Repeat every entry word for word, but leave the images out of your copy.

>> BEGIN Extracted entries

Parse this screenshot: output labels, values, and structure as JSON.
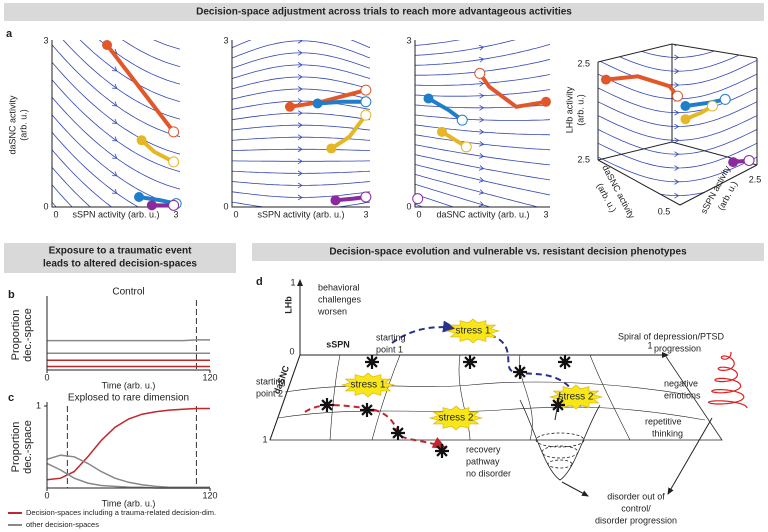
{
  "title": "Decision-space adjustment across trials to reach more advantageous activities",
  "panel_a": {
    "label": "a",
    "plots": [
      {
        "ylabel": [
          "daSNC activity",
          "(arb. u.)"
        ],
        "xlabel": "sSPN activity (arb. u.)",
        "xticks": [
          "0",
          "3"
        ],
        "yticks": [
          "0",
          "3"
        ]
      },
      {
        "xlabel": "sSPN activity (arb. u.)",
        "xticks": [
          "0",
          "3"
        ],
        "yticks": [
          "0",
          "3"
        ]
      },
      {
        "xlabel": "daSNC activity (arb. u.)",
        "xticks": [
          "0",
          "3"
        ],
        "yticks": [
          "0",
          "3"
        ]
      },
      {
        "zlabel": [
          "LHb activity",
          "(arb. u.)"
        ],
        "xlabel": [
          "daSNC activity",
          "(arb. u.)"
        ],
        "ylabel": [
          "sSPN activity",
          "(arb. u.)"
        ],
        "ticks": [
          "2.5",
          "2.5",
          "0.5",
          "2.5"
        ]
      }
    ]
  },
  "section_left": [
    "Exposure to a traumatic event",
    "leads to altered decision-spaces"
  ],
  "section_right": "Decision-space evolution and vulnerable vs. resistant decision phenotypes",
  "chart_data": [
    {
      "type": "line",
      "panel": "b",
      "title": "Control",
      "ylabel": [
        "Proportion",
        "dec.-space"
      ],
      "xlabel": "Time (arb. u.)",
      "x": [
        0,
        10,
        20,
        30,
        40,
        50,
        60,
        70,
        80,
        90,
        100,
        110,
        120
      ],
      "xlim": [
        0,
        120
      ],
      "xticks": [
        0,
        120
      ],
      "ylim": [
        0,
        1
      ],
      "vlines": [
        110
      ],
      "series": [
        {
          "color": "#888888",
          "values": [
            0.42,
            0.42,
            0.42,
            0.42,
            0.42,
            0.42,
            0.42,
            0.42,
            0.42,
            0.42,
            0.42,
            0.43,
            0.43
          ]
        },
        {
          "color": "#888888",
          "values": [
            0.24,
            0.24,
            0.24,
            0.24,
            0.24,
            0.24,
            0.24,
            0.24,
            0.24,
            0.24,
            0.24,
            0.24,
            0.24
          ]
        },
        {
          "color": "#c0262d",
          "values": [
            0.14,
            0.14,
            0.14,
            0.14,
            0.14,
            0.14,
            0.14,
            0.14,
            0.14,
            0.14,
            0.14,
            0.14,
            0.14
          ]
        },
        {
          "color": "#c0262d",
          "values": [
            0.05,
            0.05,
            0.05,
            0.05,
            0.05,
            0.05,
            0.05,
            0.05,
            0.05,
            0.05,
            0.05,
            0.05,
            0.05
          ]
        }
      ]
    },
    {
      "type": "line",
      "panel": "c",
      "title": "Explosed to rare dimension",
      "ylabel": [
        "Proportion",
        "dec.-space"
      ],
      "xlabel": "Time (arb. u.)",
      "x": [
        0,
        10,
        20,
        30,
        40,
        50,
        60,
        70,
        80,
        90,
        100,
        110,
        120
      ],
      "xlim": [
        0,
        120
      ],
      "xticks": [
        0,
        120
      ],
      "ylim": [
        0,
        1
      ],
      "yticks": [
        1
      ],
      "vlines": [
        15,
        110
      ],
      "series": [
        {
          "name": "Decision-spaces including a trauma-related decision-dim.",
          "color": "#c0262d",
          "values": [
            0.1,
            0.12,
            0.2,
            0.38,
            0.58,
            0.74,
            0.84,
            0.9,
            0.93,
            0.95,
            0.96,
            0.97,
            0.97
          ]
        },
        {
          "name": "other decision-spaces",
          "color": "#888888",
          "values": [
            0.35,
            0.4,
            0.38,
            0.3,
            0.2,
            0.12,
            0.07,
            0.04,
            0.02,
            0.01,
            0.01,
            0.01,
            0.01
          ]
        },
        {
          "color": "#888888",
          "values": [
            0.3,
            0.22,
            0.12,
            0.06,
            0.03,
            0.02,
            0.01,
            0.01,
            0,
            0,
            0,
            0,
            0
          ]
        }
      ]
    }
  ],
  "panel_d": {
    "label": "d",
    "axes": {
      "z": "LHb",
      "x": "sSPN",
      "y": "daSNC",
      "z_tick": "1",
      "origin": "0",
      "x_tick": "1",
      "y_tick": "1"
    },
    "behavioral": [
      "behavioral",
      "challenges",
      "worsen"
    ],
    "start1": [
      "starting",
      "point 1"
    ],
    "start2": [
      "starting",
      "point 2"
    ],
    "stress": [
      "stress 1",
      "stress 1",
      "stress 2",
      "stress 2"
    ],
    "recovery": [
      "recovery",
      "pathway",
      "no disorder"
    ],
    "spiral": [
      "Spiral of depression/PTSD",
      "progression"
    ],
    "negative": [
      "negative",
      "emotions"
    ],
    "repetitive": [
      "repetitive",
      "thinking"
    ],
    "disorder": [
      "disorder out of",
      "control/",
      "disorder progression"
    ]
  }
}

>> END Extracted entries

* [The reply]
Parse this screenshot: output labels, values, and structure as JSON.
{
  "title": "Decision-space adjustment across trials to reach more advantageous activities",
  "panel_a": {
    "label": "a",
    "plots": [
      {
        "ylabel": [
          "daSNC activity",
          "(arb. u.)"
        ],
        "xlabel": "sSPN activity (arb. u.)",
        "xticks": [
          "0",
          "3"
        ],
        "yticks": [
          "0",
          "3"
        ]
      },
      {
        "xlabel": "sSPN activity (arb. u.)",
        "xticks": [
          "0",
          "3"
        ],
        "yticks": [
          "0",
          "3"
        ]
      },
      {
        "xlabel": "daSNC activity (arb. u.)",
        "xticks": [
          "0",
          "3"
        ],
        "yticks": [
          "0",
          "3"
        ]
      },
      {
        "zlabel": [
          "LHb activity",
          "(arb. u.)"
        ],
        "xlabel": [
          "daSNC activity",
          "(arb. u.)"
        ],
        "ylabel": [
          "sSPN activity",
          "(arb. u.)"
        ],
        "ticks": [
          "2.5",
          "2.5",
          "0.5",
          "2.5"
        ]
      }
    ]
  },
  "section_left": [
    "Exposure to a traumatic event",
    "leads to altered decision-spaces"
  ],
  "section_right": "Decision-space evolution and vulnerable vs. resistant decision phenotypes",
  "chart_data": [
    {
      "type": "line",
      "panel": "b",
      "title": "Control",
      "ylabel": [
        "Proportion",
        "dec.-space"
      ],
      "xlabel": "Time (arb. u.)",
      "x": [
        0,
        10,
        20,
        30,
        40,
        50,
        60,
        70,
        80,
        90,
        100,
        110,
        120
      ],
      "xlim": [
        0,
        120
      ],
      "xticks": [
        0,
        120
      ],
      "ylim": [
        0,
        1
      ],
      "vlines": [
        110
      ],
      "series": [
        {
          "color": "#888888",
          "values": [
            0.42,
            0.42,
            0.42,
            0.42,
            0.42,
            0.42,
            0.42,
            0.42,
            0.42,
            0.42,
            0.42,
            0.43,
            0.43
          ]
        },
        {
          "color": "#888888",
          "values": [
            0.24,
            0.24,
            0.24,
            0.24,
            0.24,
            0.24,
            0.24,
            0.24,
            0.24,
            0.24,
            0.24,
            0.24,
            0.24
          ]
        },
        {
          "color": "#c0262d",
          "values": [
            0.14,
            0.14,
            0.14,
            0.14,
            0.14,
            0.14,
            0.14,
            0.14,
            0.14,
            0.14,
            0.14,
            0.14,
            0.14
          ]
        },
        {
          "color": "#c0262d",
          "values": [
            0.05,
            0.05,
            0.05,
            0.05,
            0.05,
            0.05,
            0.05,
            0.05,
            0.05,
            0.05,
            0.05,
            0.05,
            0.05
          ]
        }
      ]
    },
    {
      "type": "line",
      "panel": "c",
      "title": "Explosed to rare dimension",
      "ylabel": [
        "Proportion",
        "dec.-space"
      ],
      "xlabel": "Time (arb. u.)",
      "x": [
        0,
        10,
        20,
        30,
        40,
        50,
        60,
        70,
        80,
        90,
        100,
        110,
        120
      ],
      "xlim": [
        0,
        120
      ],
      "xticks": [
        0,
        120
      ],
      "ylim": [
        0,
        1
      ],
      "yticks": [
        1
      ],
      "vlines": [
        15,
        110
      ],
      "series": [
        {
          "name": "Decision-spaces including a trauma-related decision-dim.",
          "color": "#c0262d",
          "values": [
            0.1,
            0.12,
            0.2,
            0.38,
            0.58,
            0.74,
            0.84,
            0.9,
            0.93,
            0.95,
            0.96,
            0.97,
            0.97
          ]
        },
        {
          "name": "other decision-spaces",
          "color": "#888888",
          "values": [
            0.35,
            0.4,
            0.38,
            0.3,
            0.2,
            0.12,
            0.07,
            0.04,
            0.02,
            0.01,
            0.01,
            0.01,
            0.01
          ]
        },
        {
          "color": "#888888",
          "values": [
            0.3,
            0.22,
            0.12,
            0.06,
            0.03,
            0.02,
            0.01,
            0.01,
            0,
            0,
            0,
            0,
            0
          ]
        }
      ]
    }
  ],
  "panel_d": {
    "label": "d",
    "axes": {
      "z": "LHb",
      "x": "sSPN",
      "y": "daSNC",
      "z_tick": "1",
      "origin": "0",
      "x_tick": "1",
      "y_tick": "1"
    },
    "behavioral": [
      "behavioral",
      "challenges",
      "worsen"
    ],
    "start1": [
      "starting",
      "point 1"
    ],
    "start2": [
      "starting",
      "point 2"
    ],
    "stress": [
      "stress 1",
      "stress 1",
      "stress 2",
      "stress 2"
    ],
    "recovery": [
      "recovery",
      "pathway",
      "no disorder"
    ],
    "spiral": [
      "Spiral of depression/PTSD",
      "progression"
    ],
    "negative": [
      "negative",
      "emotions"
    ],
    "repetitive": [
      "repetitive",
      "thinking"
    ],
    "disorder": [
      "disorder out of",
      "control/",
      "disorder progression"
    ]
  }
}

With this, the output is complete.